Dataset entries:
▼▼▼

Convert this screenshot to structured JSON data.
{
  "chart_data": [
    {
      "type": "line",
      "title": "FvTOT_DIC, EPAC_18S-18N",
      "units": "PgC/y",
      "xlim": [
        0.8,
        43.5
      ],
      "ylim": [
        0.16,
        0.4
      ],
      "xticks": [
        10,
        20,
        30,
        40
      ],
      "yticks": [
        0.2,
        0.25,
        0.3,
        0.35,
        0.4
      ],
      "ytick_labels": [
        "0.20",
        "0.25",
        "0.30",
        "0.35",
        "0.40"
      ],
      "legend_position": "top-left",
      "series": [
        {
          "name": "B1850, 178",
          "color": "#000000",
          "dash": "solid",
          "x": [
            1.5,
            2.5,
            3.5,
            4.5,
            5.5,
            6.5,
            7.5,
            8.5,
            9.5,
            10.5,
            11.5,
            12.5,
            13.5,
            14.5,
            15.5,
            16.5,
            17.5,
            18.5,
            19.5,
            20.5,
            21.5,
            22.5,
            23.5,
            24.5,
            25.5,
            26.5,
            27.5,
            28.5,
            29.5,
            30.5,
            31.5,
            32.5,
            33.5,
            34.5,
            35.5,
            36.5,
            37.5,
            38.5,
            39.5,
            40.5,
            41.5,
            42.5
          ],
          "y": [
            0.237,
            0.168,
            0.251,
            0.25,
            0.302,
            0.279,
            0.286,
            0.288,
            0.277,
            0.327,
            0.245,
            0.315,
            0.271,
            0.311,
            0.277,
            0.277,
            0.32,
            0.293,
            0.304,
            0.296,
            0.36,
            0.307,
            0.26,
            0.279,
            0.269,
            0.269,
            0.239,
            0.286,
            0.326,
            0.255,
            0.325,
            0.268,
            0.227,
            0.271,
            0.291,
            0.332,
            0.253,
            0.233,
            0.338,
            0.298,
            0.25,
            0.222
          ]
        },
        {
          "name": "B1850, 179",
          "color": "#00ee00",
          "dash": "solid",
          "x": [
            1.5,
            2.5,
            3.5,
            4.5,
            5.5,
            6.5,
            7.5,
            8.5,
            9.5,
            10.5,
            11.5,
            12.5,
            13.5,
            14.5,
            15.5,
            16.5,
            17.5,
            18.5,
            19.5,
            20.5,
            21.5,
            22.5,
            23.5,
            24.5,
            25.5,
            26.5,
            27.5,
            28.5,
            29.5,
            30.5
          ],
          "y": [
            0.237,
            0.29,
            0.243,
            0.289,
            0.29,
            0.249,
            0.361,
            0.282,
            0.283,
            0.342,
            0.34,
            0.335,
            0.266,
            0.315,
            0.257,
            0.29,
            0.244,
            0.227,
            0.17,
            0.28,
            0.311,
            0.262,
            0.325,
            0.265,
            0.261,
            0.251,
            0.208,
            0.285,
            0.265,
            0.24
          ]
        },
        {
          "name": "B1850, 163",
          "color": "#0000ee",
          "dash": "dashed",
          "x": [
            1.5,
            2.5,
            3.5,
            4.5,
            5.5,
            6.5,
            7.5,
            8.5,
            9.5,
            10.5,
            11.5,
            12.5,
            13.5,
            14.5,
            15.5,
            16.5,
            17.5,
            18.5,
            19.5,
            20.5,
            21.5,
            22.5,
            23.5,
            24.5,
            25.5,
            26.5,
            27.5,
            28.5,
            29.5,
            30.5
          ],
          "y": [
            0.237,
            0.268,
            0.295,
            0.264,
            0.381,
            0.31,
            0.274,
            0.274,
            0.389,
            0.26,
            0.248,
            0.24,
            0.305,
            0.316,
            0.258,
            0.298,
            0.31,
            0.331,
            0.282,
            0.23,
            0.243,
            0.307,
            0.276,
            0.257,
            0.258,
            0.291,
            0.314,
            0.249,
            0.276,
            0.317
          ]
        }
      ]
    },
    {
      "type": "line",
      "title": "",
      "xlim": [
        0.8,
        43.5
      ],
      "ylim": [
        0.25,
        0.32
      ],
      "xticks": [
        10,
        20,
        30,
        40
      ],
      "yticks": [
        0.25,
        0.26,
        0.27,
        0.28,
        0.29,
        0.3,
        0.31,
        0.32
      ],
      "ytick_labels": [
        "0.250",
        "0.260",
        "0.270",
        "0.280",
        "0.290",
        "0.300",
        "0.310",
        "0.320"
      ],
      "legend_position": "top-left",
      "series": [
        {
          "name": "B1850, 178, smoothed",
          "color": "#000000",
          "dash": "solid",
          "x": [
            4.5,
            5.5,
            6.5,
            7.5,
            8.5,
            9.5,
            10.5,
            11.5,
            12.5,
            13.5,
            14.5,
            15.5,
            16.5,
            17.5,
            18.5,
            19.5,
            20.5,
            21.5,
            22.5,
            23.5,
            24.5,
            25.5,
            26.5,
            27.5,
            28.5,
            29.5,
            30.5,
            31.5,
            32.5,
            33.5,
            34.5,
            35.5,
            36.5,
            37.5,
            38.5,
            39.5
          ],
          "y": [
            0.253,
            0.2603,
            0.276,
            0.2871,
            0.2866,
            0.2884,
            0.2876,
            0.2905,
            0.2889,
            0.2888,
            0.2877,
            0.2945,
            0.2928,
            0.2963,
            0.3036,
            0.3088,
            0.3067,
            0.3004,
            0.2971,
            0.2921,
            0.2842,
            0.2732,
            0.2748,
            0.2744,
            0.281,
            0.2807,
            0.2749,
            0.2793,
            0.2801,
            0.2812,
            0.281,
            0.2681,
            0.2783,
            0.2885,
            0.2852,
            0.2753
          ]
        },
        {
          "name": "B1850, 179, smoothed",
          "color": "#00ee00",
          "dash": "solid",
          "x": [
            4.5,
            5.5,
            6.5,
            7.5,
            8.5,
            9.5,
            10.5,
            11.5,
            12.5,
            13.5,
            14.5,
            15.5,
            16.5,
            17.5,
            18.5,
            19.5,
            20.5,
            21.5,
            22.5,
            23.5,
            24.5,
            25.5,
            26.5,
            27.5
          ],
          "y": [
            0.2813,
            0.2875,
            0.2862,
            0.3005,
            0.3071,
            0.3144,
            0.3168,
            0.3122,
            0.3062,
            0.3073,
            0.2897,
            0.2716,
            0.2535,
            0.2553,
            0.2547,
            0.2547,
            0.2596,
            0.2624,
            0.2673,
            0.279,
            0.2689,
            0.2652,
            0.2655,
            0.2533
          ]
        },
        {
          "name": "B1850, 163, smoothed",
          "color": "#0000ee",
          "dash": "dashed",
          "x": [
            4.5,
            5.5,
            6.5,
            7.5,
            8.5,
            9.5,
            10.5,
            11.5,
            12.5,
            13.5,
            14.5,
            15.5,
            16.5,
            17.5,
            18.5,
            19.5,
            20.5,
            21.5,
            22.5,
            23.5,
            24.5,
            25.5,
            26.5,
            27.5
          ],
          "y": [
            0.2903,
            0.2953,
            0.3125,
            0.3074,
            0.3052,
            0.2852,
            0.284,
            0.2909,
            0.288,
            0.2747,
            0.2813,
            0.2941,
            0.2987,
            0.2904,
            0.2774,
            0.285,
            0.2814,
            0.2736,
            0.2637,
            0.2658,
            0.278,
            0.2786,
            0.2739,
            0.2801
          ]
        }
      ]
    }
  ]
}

▲▲▲

Nothing in the listing may be changed; retype it all exactly.

Convert this screenshot to structured JSON data.
{
  "chart_data": [
    {
      "type": "line",
      "title": "FvTOT_DIC, EPAC_18S-18N",
      "units": "PgC/y",
      "xlim": [
        0.8,
        43.5
      ],
      "ylim": [
        0.16,
        0.4
      ],
      "xticks": [
        10,
        20,
        30,
        40
      ],
      "yticks": [
        0.2,
        0.25,
        0.3,
        0.35,
        0.4
      ],
      "ytick_labels": [
        "0.20",
        "0.25",
        "0.30",
        "0.35",
        "0.40"
      ],
      "legend_position": "top-left",
      "series": [
        {
          "name": "B1850, 178",
          "color": "#000000",
          "dash": "solid",
          "x": [
            1.5,
            2.5,
            3.5,
            4.5,
            5.5,
            6.5,
            7.5,
            8.5,
            9.5,
            10.5,
            11.5,
            12.5,
            13.5,
            14.5,
            15.5,
            16.5,
            17.5,
            18.5,
            19.5,
            20.5,
            21.5,
            22.5,
            23.5,
            24.5,
            25.5,
            26.5,
            27.5,
            28.5,
            29.5,
            30.5,
            31.5,
            32.5,
            33.5,
            34.5,
            35.5,
            36.5,
            37.5,
            38.5,
            39.5,
            40.5,
            41.5,
            42.5
          ],
          "y": [
            0.237,
            0.168,
            0.251,
            0.25,
            0.302,
            0.279,
            0.286,
            0.288,
            0.277,
            0.327,
            0.245,
            0.315,
            0.271,
            0.311,
            0.277,
            0.277,
            0.32,
            0.293,
            0.304,
            0.296,
            0.36,
            0.307,
            0.26,
            0.279,
            0.269,
            0.269,
            0.239,
            0.286,
            0.326,
            0.255,
            0.325,
            0.268,
            0.227,
            0.271,
            0.291,
            0.332,
            0.253,
            0.233,
            0.338,
            0.298,
            0.25,
            0.222
          ]
        },
        {
          "name": "B1850, 179",
          "color": "#00ee00",
          "dash": "solid",
          "x": [
            1.5,
            2.5,
            3.5,
            4.5,
            5.5,
            6.5,
            7.5,
            8.5,
            9.5,
            10.5,
            11.5,
            12.5,
            13.5,
            14.5,
            15.5,
            16.5,
            17.5,
            18.5,
            19.5,
            20.5,
            21.5,
            22.5,
            23.5,
            24.5,
            25.5,
            26.5,
            27.5,
            28.5,
            29.5,
            30.5
          ],
          "y": [
            0.237,
            0.29,
            0.243,
            0.289,
            0.29,
            0.249,
            0.361,
            0.282,
            0.283,
            0.342,
            0.34,
            0.335,
            0.266,
            0.315,
            0.257,
            0.29,
            0.244,
            0.227,
            0.17,
            0.28,
            0.311,
            0.262,
            0.325,
            0.265,
            0.261,
            0.251,
            0.208,
            0.285,
            0.265,
            0.24
          ]
        },
        {
          "name": "B1850, 163",
          "color": "#0000ee",
          "dash": "dashed",
          "x": [
            1.5,
            2.5,
            3.5,
            4.5,
            5.5,
            6.5,
            7.5,
            8.5,
            9.5,
            10.5,
            11.5,
            12.5,
            13.5,
            14.5,
            15.5,
            16.5,
            17.5,
            18.5,
            19.5,
            20.5,
            21.5,
            22.5,
            23.5,
            24.5,
            25.5,
            26.5,
            27.5,
            28.5,
            29.5,
            30.5
          ],
          "y": [
            0.237,
            0.268,
            0.295,
            0.264,
            0.381,
            0.31,
            0.274,
            0.274,
            0.389,
            0.26,
            0.248,
            0.24,
            0.305,
            0.316,
            0.258,
            0.298,
            0.31,
            0.331,
            0.282,
            0.23,
            0.243,
            0.307,
            0.276,
            0.257,
            0.258,
            0.291,
            0.314,
            0.249,
            0.276,
            0.317
          ]
        }
      ]
    },
    {
      "type": "line",
      "title": "",
      "xlim": [
        0.8,
        43.5
      ],
      "ylim": [
        0.25,
        0.32
      ],
      "xticks": [
        10,
        20,
        30,
        40
      ],
      "yticks": [
        0.25,
        0.26,
        0.27,
        0.28,
        0.29,
        0.3,
        0.31,
        0.32
      ],
      "ytick_labels": [
        "0.250",
        "0.260",
        "0.270",
        "0.280",
        "0.290",
        "0.300",
        "0.310",
        "0.320"
      ],
      "legend_position": "top-left",
      "series": [
        {
          "name": "B1850, 178, smoothed",
          "color": "#000000",
          "dash": "solid",
          "x": [
            4.5,
            5.5,
            6.5,
            7.5,
            8.5,
            9.5,
            10.5,
            11.5,
            12.5,
            13.5,
            14.5,
            15.5,
            16.5,
            17.5,
            18.5,
            19.5,
            20.5,
            21.5,
            22.5,
            23.5,
            24.5,
            25.5,
            26.5,
            27.5,
            28.5,
            29.5,
            30.5,
            31.5,
            32.5,
            33.5,
            34.5,
            35.5,
            36.5,
            37.5,
            38.5,
            39.5
          ],
          "y": [
            0.253,
            0.2603,
            0.276,
            0.2871,
            0.2866,
            0.2884,
            0.2876,
            0.2905,
            0.2889,
            0.2888,
            0.2877,
            0.2945,
            0.2928,
            0.2963,
            0.3036,
            0.3088,
            0.3067,
            0.3004,
            0.2971,
            0.2921,
            0.2842,
            0.2732,
            0.2748,
            0.2744,
            0.281,
            0.2807,
            0.2749,
            0.2793,
            0.2801,
            0.2812,
            0.281,
            0.2681,
            0.2783,
            0.2885,
            0.2852,
            0.2753
          ]
        },
        {
          "name": "B1850, 179, smoothed",
          "color": "#00ee00",
          "dash": "solid",
          "x": [
            4.5,
            5.5,
            6.5,
            7.5,
            8.5,
            9.5,
            10.5,
            11.5,
            12.5,
            13.5,
            14.5,
            15.5,
            16.5,
            17.5,
            18.5,
            19.5,
            20.5,
            21.5,
            22.5,
            23.5,
            24.5,
            25.5,
            26.5,
            27.5
          ],
          "y": [
            0.2813,
            0.2875,
            0.2862,
            0.3005,
            0.3071,
            0.3144,
            0.3168,
            0.3122,
            0.3062,
            0.3073,
            0.2897,
            0.2716,
            0.2535,
            0.2553,
            0.2547,
            0.2547,
            0.2596,
            0.2624,
            0.2673,
            0.279,
            0.2689,
            0.2652,
            0.2655,
            0.2533
          ]
        },
        {
          "name": "B1850, 163, smoothed",
          "color": "#0000ee",
          "dash": "dashed",
          "x": [
            4.5,
            5.5,
            6.5,
            7.5,
            8.5,
            9.5,
            10.5,
            11.5,
            12.5,
            13.5,
            14.5,
            15.5,
            16.5,
            17.5,
            18.5,
            19.5,
            20.5,
            21.5,
            22.5,
            23.5,
            24.5,
            25.5,
            26.5,
            27.5
          ],
          "y": [
            0.2903,
            0.2953,
            0.3125,
            0.3074,
            0.3052,
            0.2852,
            0.284,
            0.2909,
            0.288,
            0.2747,
            0.2813,
            0.2941,
            0.2987,
            0.2904,
            0.2774,
            0.285,
            0.2814,
            0.2736,
            0.2637,
            0.2658,
            0.278,
            0.2786,
            0.2739,
            0.2801
          ]
        }
      ]
    }
  ]
}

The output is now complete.